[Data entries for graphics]
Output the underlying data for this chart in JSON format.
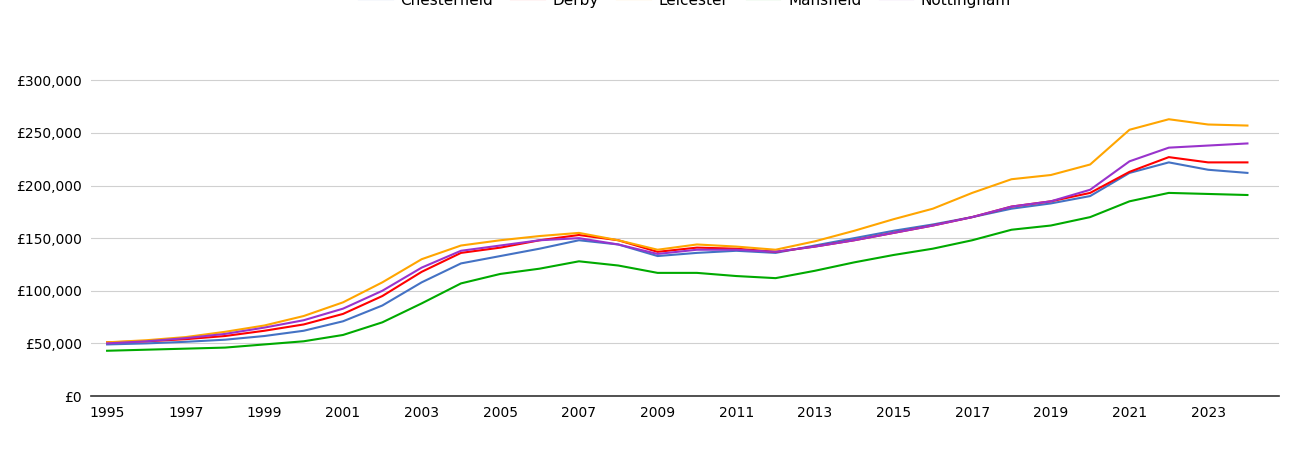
{
  "title": "",
  "years": [
    1995,
    1996,
    1997,
    1998,
    1999,
    2000,
    2001,
    2002,
    2003,
    2004,
    2005,
    2006,
    2007,
    2008,
    2009,
    2010,
    2011,
    2012,
    2013,
    2014,
    2015,
    2016,
    2017,
    2018,
    2019,
    2020,
    2021,
    2022,
    2023,
    2024
  ],
  "series": {
    "Chesterfield": [
      49000,
      50000,
      51500,
      53500,
      57000,
      62000,
      71000,
      86000,
      108000,
      126000,
      133000,
      140000,
      148000,
      144000,
      133000,
      136000,
      138000,
      136000,
      143000,
      150000,
      157000,
      163000,
      170000,
      178000,
      183000,
      190000,
      212000,
      222000,
      215000,
      212000
    ],
    "Derby": [
      51000,
      52000,
      54000,
      57000,
      62000,
      68000,
      78000,
      95000,
      118000,
      136000,
      141000,
      148000,
      153000,
      148000,
      137000,
      141000,
      140000,
      137000,
      142000,
      148000,
      155000,
      162000,
      170000,
      180000,
      185000,
      193000,
      213000,
      227000,
      222000,
      222000
    ],
    "Leicester": [
      51000,
      53000,
      56000,
      61000,
      67000,
      76000,
      89000,
      108000,
      130000,
      143000,
      148000,
      152000,
      155000,
      148000,
      139000,
      144000,
      142000,
      139000,
      147000,
      157000,
      168000,
      178000,
      193000,
      206000,
      210000,
      220000,
      253000,
      263000,
      258000,
      257000
    ],
    "Mansfield": [
      43000,
      44000,
      45000,
      46000,
      49000,
      52000,
      58000,
      70000,
      88000,
      107000,
      116000,
      121000,
      128000,
      124000,
      117000,
      117000,
      114000,
      112000,
      119000,
      127000,
      134000,
      140000,
      148000,
      158000,
      162000,
      170000,
      185000,
      193000,
      192000,
      191000
    ],
    "Nottingham": [
      50000,
      52000,
      55000,
      59000,
      65000,
      72000,
      83000,
      100000,
      122000,
      138000,
      143000,
      148000,
      150000,
      144000,
      135000,
      139000,
      139000,
      137000,
      142000,
      148000,
      155000,
      162000,
      170000,
      180000,
      185000,
      196000,
      223000,
      236000,
      238000,
      240000
    ]
  },
  "colors": {
    "Chesterfield": "#4472C4",
    "Derby": "#FF0000",
    "Leicester": "#FFA500",
    "Mansfield": "#00AA00",
    "Nottingham": "#9933CC"
  },
  "ylim": [
    0,
    325000
  ],
  "yticks": [
    0,
    50000,
    100000,
    150000,
    200000,
    250000,
    300000
  ],
  "xlim_min": 1994.6,
  "xlim_max": 2024.8,
  "xticks": [
    1995,
    1997,
    1999,
    2001,
    2003,
    2005,
    2007,
    2009,
    2011,
    2013,
    2015,
    2017,
    2019,
    2021,
    2023
  ],
  "background_color": "#ffffff",
  "grid_color": "#d0d0d0",
  "linewidth": 1.5
}
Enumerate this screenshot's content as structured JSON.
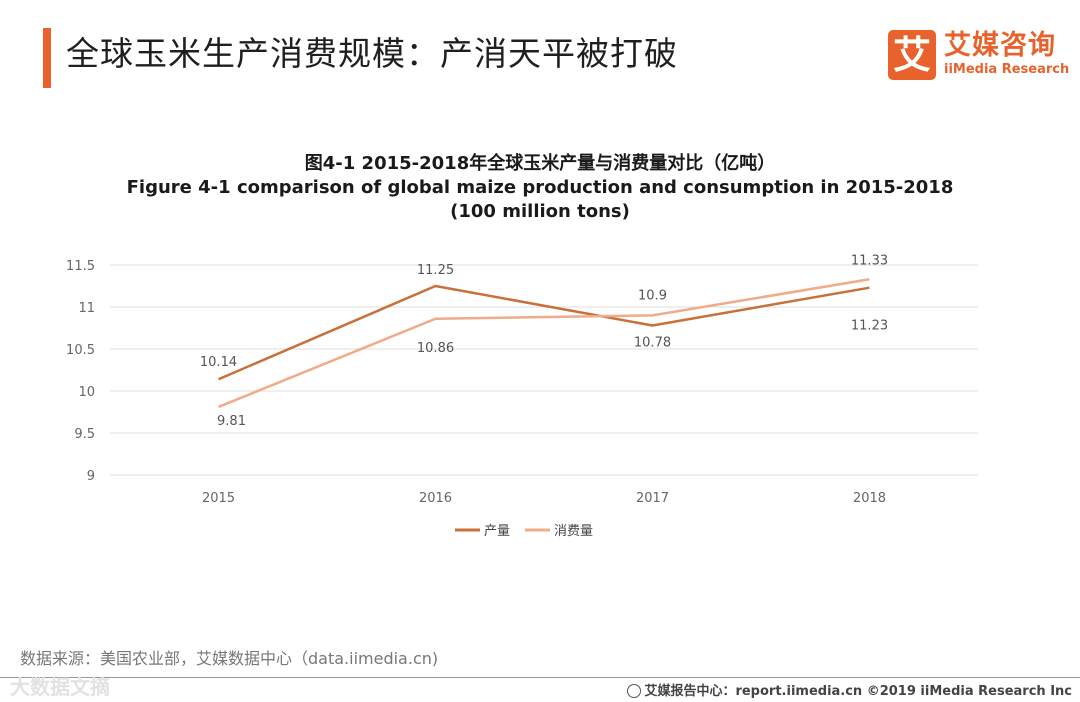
{
  "header": {
    "title": "全球玉米生产消费规模：产消天平被打破",
    "logo_mark": "艾",
    "logo_cn": "艾媒咨询",
    "logo_en": "iiMedia Research"
  },
  "chart_data": {
    "type": "line",
    "title_cn": "图4-1 2015-2018年全球玉米产量与消费量对比（亿吨）",
    "title_en": "Figure 4-1 comparison  of global maize production and consumption  in 2015-2018",
    "title_unit": "(100 million tons)",
    "categories": [
      "2015",
      "2016",
      "2017",
      "2018"
    ],
    "ylim": [
      9,
      11.5
    ],
    "yticks": [
      "9",
      "9.5",
      "10",
      "10.5",
      "11",
      "11.5"
    ],
    "grid": true,
    "legend_position": "bottom-center",
    "series": [
      {
        "name": "产量",
        "color": "#c8703a",
        "values": [
          10.14,
          11.25,
          10.78,
          11.23
        ],
        "labels": [
          "10.14",
          "11.25",
          "10.78",
          "11.23"
        ]
      },
      {
        "name": "消费量",
        "color": "#f0ab88",
        "values": [
          9.81,
          10.86,
          10.9,
          11.33
        ],
        "labels": [
          "9.81",
          "10.86",
          "10.9",
          "11.33"
        ]
      }
    ]
  },
  "footer": {
    "source": "数据来源：美国农业部，艾媒数据中心（data.iimedia.cn)",
    "watermark": "大数据文摘",
    "report": "艾媒报告中心：report.iimedia.cn  ©2019  iiMedia Research  Inc"
  }
}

* _WHAT TO WORK ON_
Any pictures should be dropped; transcribe the rest of the records above exactly.

* _TASK SOLUTION_
Output the underlying data for this chart in JSON format.
{
  "title": "",
  "years": [
    1995,
    1996,
    1997,
    1998,
    1999,
    2000,
    2001,
    2002,
    2003,
    2004,
    2005,
    2006,
    2007,
    2008,
    2009,
    2010,
    2011,
    2012,
    2013,
    2014,
    2015,
    2016,
    2017,
    2018,
    2019,
    2020,
    2021,
    2022,
    2023,
    2024
  ],
  "series": {
    "Chesterfield": [
      49000,
      50000,
      51500,
      53500,
      57000,
      62000,
      71000,
      86000,
      108000,
      126000,
      133000,
      140000,
      148000,
      144000,
      133000,
      136000,
      138000,
      136000,
      143000,
      150000,
      157000,
      163000,
      170000,
      178000,
      183000,
      190000,
      212000,
      222000,
      215000,
      212000
    ],
    "Derby": [
      51000,
      52000,
      54000,
      57000,
      62000,
      68000,
      78000,
      95000,
      118000,
      136000,
      141000,
      148000,
      153000,
      148000,
      137000,
      141000,
      140000,
      137000,
      142000,
      148000,
      155000,
      162000,
      170000,
      180000,
      185000,
      193000,
      213000,
      227000,
      222000,
      222000
    ],
    "Leicester": [
      51000,
      53000,
      56000,
      61000,
      67000,
      76000,
      89000,
      108000,
      130000,
      143000,
      148000,
      152000,
      155000,
      148000,
      139000,
      144000,
      142000,
      139000,
      147000,
      157000,
      168000,
      178000,
      193000,
      206000,
      210000,
      220000,
      253000,
      263000,
      258000,
      257000
    ],
    "Mansfield": [
      43000,
      44000,
      45000,
      46000,
      49000,
      52000,
      58000,
      70000,
      88000,
      107000,
      116000,
      121000,
      128000,
      124000,
      117000,
      117000,
      114000,
      112000,
      119000,
      127000,
      134000,
      140000,
      148000,
      158000,
      162000,
      170000,
      185000,
      193000,
      192000,
      191000
    ],
    "Nottingham": [
      50000,
      52000,
      55000,
      59000,
      65000,
      72000,
      83000,
      100000,
      122000,
      138000,
      143000,
      148000,
      150000,
      144000,
      135000,
      139000,
      139000,
      137000,
      142000,
      148000,
      155000,
      162000,
      170000,
      180000,
      185000,
      196000,
      223000,
      236000,
      238000,
      240000
    ]
  },
  "colors": {
    "Chesterfield": "#4472C4",
    "Derby": "#FF0000",
    "Leicester": "#FFA500",
    "Mansfield": "#00AA00",
    "Nottingham": "#9933CC"
  },
  "ylim": [
    0,
    325000
  ],
  "yticks": [
    0,
    50000,
    100000,
    150000,
    200000,
    250000,
    300000
  ],
  "xlim_min": 1994.6,
  "xlim_max": 2024.8,
  "xticks": [
    1995,
    1997,
    1999,
    2001,
    2003,
    2005,
    2007,
    2009,
    2011,
    2013,
    2015,
    2017,
    2019,
    2021,
    2023
  ],
  "background_color": "#ffffff",
  "grid_color": "#d0d0d0",
  "linewidth": 1.5
}
Enumerate this screenshot's content as structured JSON.
{
  "header": {
    "title": "全球玉米生产消费规模：产消天平被打破",
    "logo_mark": "艾",
    "logo_cn": "艾媒咨询",
    "logo_en": "iiMedia Research"
  },
  "chart_data": {
    "type": "line",
    "title_cn": "图4-1 2015-2018年全球玉米产量与消费量对比（亿吨）",
    "title_en": "Figure 4-1 comparison  of global maize production and consumption  in 2015-2018",
    "title_unit": "(100 million tons)",
    "categories": [
      "2015",
      "2016",
      "2017",
      "2018"
    ],
    "ylim": [
      9,
      11.5
    ],
    "yticks": [
      "9",
      "9.5",
      "10",
      "10.5",
      "11",
      "11.5"
    ],
    "grid": true,
    "legend_position": "bottom-center",
    "series": [
      {
        "name": "产量",
        "color": "#c8703a",
        "values": [
          10.14,
          11.25,
          10.78,
          11.23
        ],
        "labels": [
          "10.14",
          "11.25",
          "10.78",
          "11.23"
        ]
      },
      {
        "name": "消费量",
        "color": "#f0ab88",
        "values": [
          9.81,
          10.86,
          10.9,
          11.33
        ],
        "labels": [
          "9.81",
          "10.86",
          "10.9",
          "11.33"
        ]
      }
    ]
  },
  "footer": {
    "source": "数据来源：美国农业部，艾媒数据中心（data.iimedia.cn)",
    "watermark": "大数据文摘",
    "report": "艾媒报告中心：report.iimedia.cn  ©2019  iiMedia Research  Inc"
  }
}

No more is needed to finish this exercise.